Arrange all the entries below as a two-column CSV with the columns entry_text and answer, giving one row per entry. Put each entry's text and its answer in one quoted field each, with line breaks replaced by spaces.

● **LISTING**:
━━━━━━━━━━━━━━━━━━━━━━━━━━━━━━
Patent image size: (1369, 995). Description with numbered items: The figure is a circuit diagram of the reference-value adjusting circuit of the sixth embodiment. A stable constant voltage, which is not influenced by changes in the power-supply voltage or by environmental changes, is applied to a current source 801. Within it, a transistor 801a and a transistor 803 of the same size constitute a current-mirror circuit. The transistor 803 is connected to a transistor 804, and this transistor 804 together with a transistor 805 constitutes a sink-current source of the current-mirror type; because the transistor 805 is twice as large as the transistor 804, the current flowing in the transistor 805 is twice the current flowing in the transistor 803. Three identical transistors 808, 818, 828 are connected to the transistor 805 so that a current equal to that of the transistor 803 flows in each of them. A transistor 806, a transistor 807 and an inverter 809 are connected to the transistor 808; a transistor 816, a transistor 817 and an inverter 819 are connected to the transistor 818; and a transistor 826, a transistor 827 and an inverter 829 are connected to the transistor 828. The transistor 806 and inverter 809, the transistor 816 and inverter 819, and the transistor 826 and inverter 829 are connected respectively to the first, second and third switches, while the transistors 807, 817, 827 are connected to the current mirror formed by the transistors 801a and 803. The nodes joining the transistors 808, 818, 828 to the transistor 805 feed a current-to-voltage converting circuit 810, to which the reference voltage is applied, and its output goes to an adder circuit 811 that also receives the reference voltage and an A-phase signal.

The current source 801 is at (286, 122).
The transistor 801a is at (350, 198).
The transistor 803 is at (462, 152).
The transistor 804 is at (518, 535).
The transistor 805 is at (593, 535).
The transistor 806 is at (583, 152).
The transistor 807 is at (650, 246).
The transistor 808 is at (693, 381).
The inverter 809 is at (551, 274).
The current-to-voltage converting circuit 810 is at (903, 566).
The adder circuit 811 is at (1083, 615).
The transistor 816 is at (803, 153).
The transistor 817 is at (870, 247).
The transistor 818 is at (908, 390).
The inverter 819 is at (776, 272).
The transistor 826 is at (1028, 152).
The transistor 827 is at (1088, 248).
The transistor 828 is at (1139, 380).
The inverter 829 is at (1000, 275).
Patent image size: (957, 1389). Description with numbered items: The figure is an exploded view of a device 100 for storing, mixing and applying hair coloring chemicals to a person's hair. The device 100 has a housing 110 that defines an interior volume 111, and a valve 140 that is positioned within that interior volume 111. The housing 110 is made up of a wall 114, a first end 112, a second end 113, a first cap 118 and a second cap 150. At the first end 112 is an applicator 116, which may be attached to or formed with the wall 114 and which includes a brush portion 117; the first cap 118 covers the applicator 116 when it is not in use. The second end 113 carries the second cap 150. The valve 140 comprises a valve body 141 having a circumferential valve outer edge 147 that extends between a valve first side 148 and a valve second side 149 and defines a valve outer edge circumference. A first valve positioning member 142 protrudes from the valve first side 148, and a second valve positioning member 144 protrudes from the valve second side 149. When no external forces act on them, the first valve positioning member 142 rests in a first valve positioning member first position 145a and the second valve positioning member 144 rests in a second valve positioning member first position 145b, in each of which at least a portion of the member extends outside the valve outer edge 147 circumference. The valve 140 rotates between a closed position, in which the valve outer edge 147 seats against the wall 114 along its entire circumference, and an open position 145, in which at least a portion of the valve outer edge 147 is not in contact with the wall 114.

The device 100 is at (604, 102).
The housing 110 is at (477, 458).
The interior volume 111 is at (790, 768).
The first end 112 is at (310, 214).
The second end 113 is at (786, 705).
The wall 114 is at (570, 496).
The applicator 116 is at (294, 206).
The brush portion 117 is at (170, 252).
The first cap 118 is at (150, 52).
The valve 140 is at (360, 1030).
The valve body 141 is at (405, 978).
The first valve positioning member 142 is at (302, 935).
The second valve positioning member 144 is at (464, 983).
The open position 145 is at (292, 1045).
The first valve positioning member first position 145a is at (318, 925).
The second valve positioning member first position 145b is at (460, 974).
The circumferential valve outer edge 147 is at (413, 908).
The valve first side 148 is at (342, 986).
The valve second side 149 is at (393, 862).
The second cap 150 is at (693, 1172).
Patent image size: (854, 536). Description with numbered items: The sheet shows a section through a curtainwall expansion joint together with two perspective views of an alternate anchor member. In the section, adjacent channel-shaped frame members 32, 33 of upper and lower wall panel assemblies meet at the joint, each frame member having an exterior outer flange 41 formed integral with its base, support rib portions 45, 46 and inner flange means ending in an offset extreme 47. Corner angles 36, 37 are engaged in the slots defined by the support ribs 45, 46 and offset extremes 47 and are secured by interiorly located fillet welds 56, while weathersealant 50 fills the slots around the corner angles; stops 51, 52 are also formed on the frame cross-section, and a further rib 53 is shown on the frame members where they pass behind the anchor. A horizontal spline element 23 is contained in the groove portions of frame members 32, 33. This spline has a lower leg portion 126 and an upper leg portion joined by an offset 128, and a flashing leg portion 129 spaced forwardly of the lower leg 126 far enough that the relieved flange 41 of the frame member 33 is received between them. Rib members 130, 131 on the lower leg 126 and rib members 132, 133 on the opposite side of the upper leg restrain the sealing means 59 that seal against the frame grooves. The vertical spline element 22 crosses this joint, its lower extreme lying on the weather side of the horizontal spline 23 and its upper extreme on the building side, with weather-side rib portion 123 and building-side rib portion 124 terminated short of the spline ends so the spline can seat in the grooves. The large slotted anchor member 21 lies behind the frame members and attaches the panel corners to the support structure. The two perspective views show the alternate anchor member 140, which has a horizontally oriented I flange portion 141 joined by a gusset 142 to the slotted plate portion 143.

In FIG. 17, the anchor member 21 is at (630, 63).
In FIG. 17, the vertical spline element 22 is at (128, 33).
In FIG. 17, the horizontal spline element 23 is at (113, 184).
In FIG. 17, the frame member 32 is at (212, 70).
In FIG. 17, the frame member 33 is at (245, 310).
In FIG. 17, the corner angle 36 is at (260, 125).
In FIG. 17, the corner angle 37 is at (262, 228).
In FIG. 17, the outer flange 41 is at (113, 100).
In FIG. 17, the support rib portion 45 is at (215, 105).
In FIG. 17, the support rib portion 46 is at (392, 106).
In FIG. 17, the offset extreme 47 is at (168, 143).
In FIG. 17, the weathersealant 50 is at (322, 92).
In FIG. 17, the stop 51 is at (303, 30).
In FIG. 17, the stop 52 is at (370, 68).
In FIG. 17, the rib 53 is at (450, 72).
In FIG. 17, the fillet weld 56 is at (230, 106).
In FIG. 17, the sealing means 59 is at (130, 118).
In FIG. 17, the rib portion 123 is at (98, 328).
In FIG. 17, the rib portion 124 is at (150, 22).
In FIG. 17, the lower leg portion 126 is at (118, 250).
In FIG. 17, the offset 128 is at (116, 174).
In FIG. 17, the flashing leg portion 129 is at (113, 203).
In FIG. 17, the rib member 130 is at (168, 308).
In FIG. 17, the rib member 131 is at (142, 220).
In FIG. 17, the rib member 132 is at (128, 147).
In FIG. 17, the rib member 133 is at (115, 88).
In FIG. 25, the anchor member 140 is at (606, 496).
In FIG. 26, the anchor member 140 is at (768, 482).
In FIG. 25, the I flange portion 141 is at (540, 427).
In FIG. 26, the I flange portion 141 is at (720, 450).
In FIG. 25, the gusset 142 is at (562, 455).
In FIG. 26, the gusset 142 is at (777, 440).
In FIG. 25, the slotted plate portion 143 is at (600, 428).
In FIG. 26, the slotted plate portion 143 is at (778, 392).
━━━━━━━━━━━━━━━━━━━━━━━━━━━━━━
● **SOLUTION**:
entry_text,answer
"Patent image size: (1369, 995). Description with numbered items: The figure is a circuit diagram of the reference-value adjusting circuit of the sixth embodiment. A stable constant voltage, which is not influenced by changes in the power-supply voltage or by environmental changes, is applied to a current source 801. Within it, a transistor 801a and a transistor 803 of the same size constitute a current-mirror circuit. The transistor 803 is connected to a transistor 804, and this transistor 804 together with a transistor 805 constitutes a sink-current source of the current-mirror type; because the transistor 805 is twice as large as the transistor 804, the current flowing in the transistor 805 is twice the current flowing in the transistor 803. Three identical transistors 808, 818, 828 are connected to the transistor 805 so that a current equal to that of the transistor 803 flows in each of them. A transistor 806, a transistor 807 and an inverter 809 are connected to the transistor 808; a transistor 816, a transistor 817 and an inverter 819 are connected to the transistor 818; and a transistor 826, a transistor 827 and an inverter 829 are connected to the transistor 828. The transistor 806 and inverter 809, the transistor 816 and inverter 819, and the transistor 826 and inverter 829 are connected respectively to the first, second and third switches, while the transistors 807, 817, 827 are connected to the current mirror formed by the transistors 801a and 803. The nodes joining the transistors 808, 818, 828 to the transistor 805 feed a current-to-voltage converting circuit 810, to which the reference voltage is applied, and its output goes to an adder circuit 811 that also receives the reference voltage and an A-phase signal.","The current source 801 is at (286, 122). The transistor 801a is at (350, 198). The transistor 803 is at (462, 152). The transistor 804 is at (518, 535). The transistor 805 is at (593, 535). The transistor 806 is at (583, 152). The transistor 807 is at (650, 246). The transistor 808 is at (693, 381). The inverter 809 is at (551, 274). The current-to-voltage converting circuit 810 is at (903, 566). The adder circuit 811 is at (1083, 615). The transistor 816 is at (803, 153). The transistor 817 is at (870, 247). The transistor 818 is at (908, 390). The inverter 819 is at (776, 272). The transistor 826 is at (1028, 152). The transistor 827 is at (1088, 248). The transistor 828 is at (1139, 380). The inverter 829 is at (1000, 275)."
"Patent image size: (957, 1389). Description with numbered items: The figure is an exploded view of a device 100 for storing, mixing and applying hair coloring chemicals to a person's hair. The device 100 has a housing 110 that defines an interior volume 111, and a valve 140 that is positioned within that interior volume 111. The housing 110 is made up of a wall 114, a first end 112, a second end 113, a first cap 118 and a second cap 150. At the first end 112 is an applicator 116, which may be attached to or formed with the wall 114 and which includes a brush portion 117; the first cap 118 covers the applicator 116 when it is not in use. The second end 113 carries the second cap 150. The valve 140 comprises a valve body 141 having a circumferential valve outer edge 147 that extends between a valve first side 148 and a valve second side 149 and defines a valve outer edge circumference. A first valve positioning member 142 protrudes from the valve first side 148, and a second valve positioning member 144 protrudes from the valve second side 149. When no external forces act on them, the first valve positioning member 142 rests in a first valve positioning member first position 145a and the second valve positioning member 144 rests in a second valve positioning member first position 145b, in each of which at least a portion of the member extends outside the valve outer edge 147 circumference. The valve 140 rotates between a closed position, in which the valve outer edge 147 seats against the wall 114 along its entire circumference, and an open position 145, in which at least a portion of the valve outer edge 147 is not in contact with the wall 114.","The device 100 is at (604, 102). The housing 110 is at (477, 458). The interior volume 111 is at (790, 768). The first end 112 is at (310, 214). The second end 113 is at (786, 705). The wall 114 is at (570, 496). The applicator 116 is at (294, 206). The brush portion 117 is at (170, 252). The first cap 118 is at (150, 52). The valve 140 is at (360, 1030). The valve body 141 is at (405, 978). The first valve positioning member 142 is at (302, 935). The second valve positioning member 144 is at (464, 983). The open position 145 is at (292, 1045). The first valve positioning member first position 145a is at (318, 925). The second valve positioning member first position 145b is at (460, 974). The circumferential valve outer edge 147 is at (413, 908). The valve first side 148 is at (342, 986). The valve second side 149 is at (393, 862). The second cap 150 is at (693, 1172)."
"Patent image size: (854, 536). Description with numbered items: The sheet shows a section through a curtainwall expansion joint together with two perspective views of an alternate anchor member. In the section, adjacent channel-shaped frame members 32, 33 of upper and lower wall panel assemblies meet at the joint, each frame member having an exterior outer flange 41 formed integral with its base, support rib portions 45, 46 and inner flange means ending in an offset extreme 47. Corner angles 36, 37 are engaged in the slots defined by the support ribs 45, 46 and offset extremes 47 and are secured by interiorly located fillet welds 56, while weathersealant 50 fills the slots around the corner angles; stops 51, 52 are also formed on the frame cross-section, and a further rib 53 is shown on the frame members where they pass behind the anchor. A horizontal spline element 23 is contained in the groove portions of frame members 32, 33. This spline has a lower leg portion 126 and an upper leg portion joined by an offset 128, and a flashing leg portion 129 spaced forwardly of the lower leg 126 far enough that the relieved flange 41 of the frame member 33 is received between them. Rib members 130, 131 on the lower leg 126 and rib members 132, 133 on the opposite side of the upper leg restrain the sealing means 59 that seal against the frame grooves. The vertical spline element 22 crosses this joint, its lower extreme lying on the weather side of the horizontal spline 23 and its upper extreme on the building side, with weather-side rib portion 123 and building-side rib portion 124 terminated short of the spline ends so the spline can seat in the grooves. The large slotted anchor member 21 lies behind the frame members and attaches the panel corners to the support structure. The two perspective views show the alternate anchor member 140, which has a horizontally oriented I flange portion 141 joined by a gusset 142 to the slotted plate portion 143.","In FIG. 17, the anchor member 21 is at (630, 63). In FIG. 17, the vertical spline element 22 is at (128, 33). In FIG. 17, the horizontal spline element 23 is at (113, 184). In FIG. 17, the frame member 32 is at (212, 70). In FIG. 17, the frame member 33 is at (245, 310). In FIG. 17, the corner angle 36 is at (260, 125). In FIG. 17, the corner angle 37 is at (262, 228). In FIG. 17, the outer flange 41 is at (113, 100). In FIG. 17, the support rib portion 45 is at (215, 105). In FIG. 17, the support rib portion 46 is at (392, 106). In FIG. 17, the offset extreme 47 is at (168, 143). In FIG. 17, the weathersealant 50 is at (322, 92). In FIG. 17, the stop 51 is at (303, 30). In FIG. 17, the stop 52 is at (370, 68). In FIG. 17, the rib 53 is at (450, 72). In FIG. 17, the fillet weld 56 is at (230, 106). In FIG. 17, the sealing means 59 is at (130, 118). In FIG. 17, the rib portion 123 is at (98, 328). In FIG. 17, the rib portion 124 is at (150, 22). In FIG. 17, the lower leg portion 126 is at (118, 250). In FIG. 17, the offset 128 is at (116, 174). In FIG. 17, the flashing leg portion 129 is at (113, 203). In FIG. 17, the rib member 130 is at (168, 308). In FIG. 17, the rib member 131 is at (142, 220). In FIG. 17, the rib member 132 is at (128, 147). In FIG. 17, the rib member 133 is at (115, 88). In FIG. 25, the anchor member 140 is at (606, 496). In FIG. 26, the anchor member 140 is at (768, 482). In FIG. 25, the I flange portion 141 is at (540, 427). In FIG. 26, the I flange portion 141 is at (720, 450). In FIG. 25, the gusset 142 is at (562, 455). In FIG. 26, the gusset 142 is at (777, 440). In FIG. 25, the slotted plate portion 143 is at (600, 428). In FIG. 26, the slotted plate portion 143 is at (778, 392)."